*** Extract to read ***

MID Benchmark Suite -- Environments

The environments in MIDBench serve as the interface between Python and the simulation & optimization (S&O) programs---be it a script running locally, or one running inside a Docker or Singularity container. Specifically, it should either perform simulation by taking the design variables and boundary conditions as input then yielding the performance metrics as requested, or perform optimization over the initial design variables by optimizing the performance metrics under the given boundary conditions. Since each S&O program is not necessarily written in Python, the design variables and boundary conditions need to be first transformed into a format readable to the program, and the resulting output of the program needs to be transformed back into Python variables.

In short, the MIDBench Environments are for generating the $(\bm{d}, \bm{b}, \bm{p})$---design, condition, performance---tuples for inverse design learning.

***

Aim – According to the passage on MIDBench environments, inside which kinds of containers can a simulation and optimization program run?

*** Stored data ***

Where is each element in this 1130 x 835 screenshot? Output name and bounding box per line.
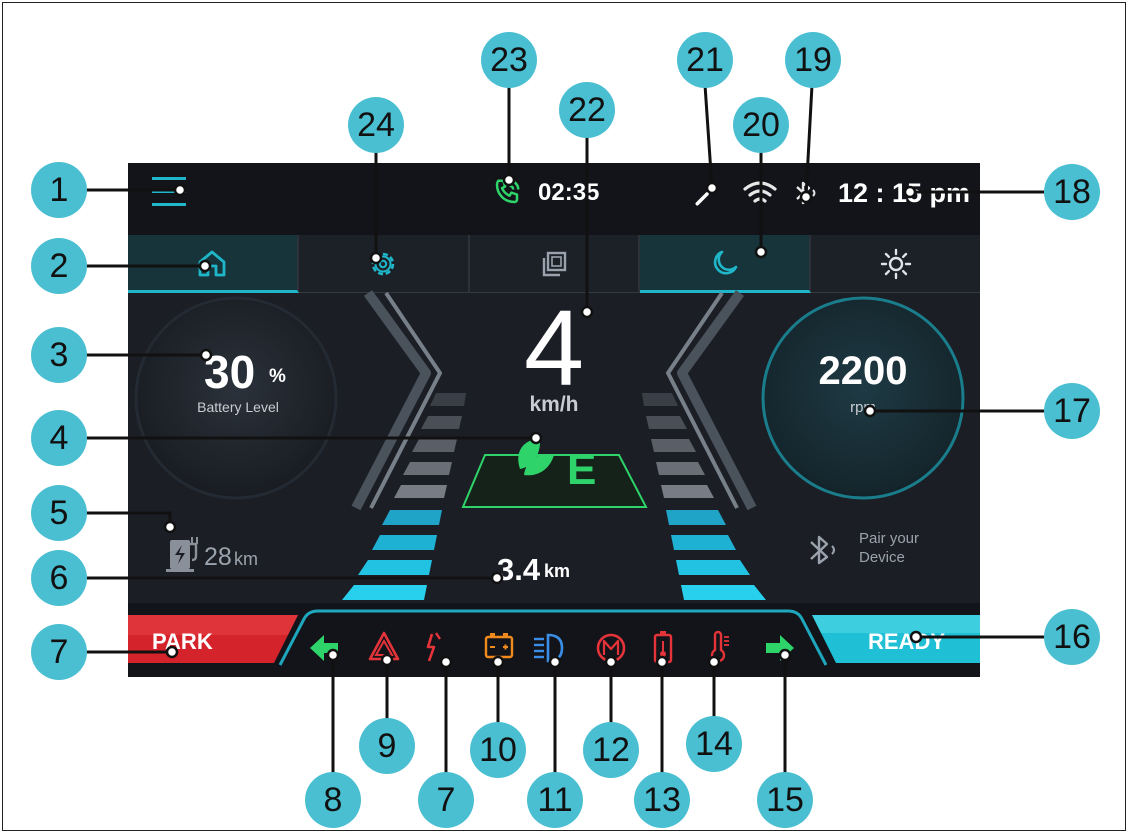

***

Expected answer – Docker or Singularity containers.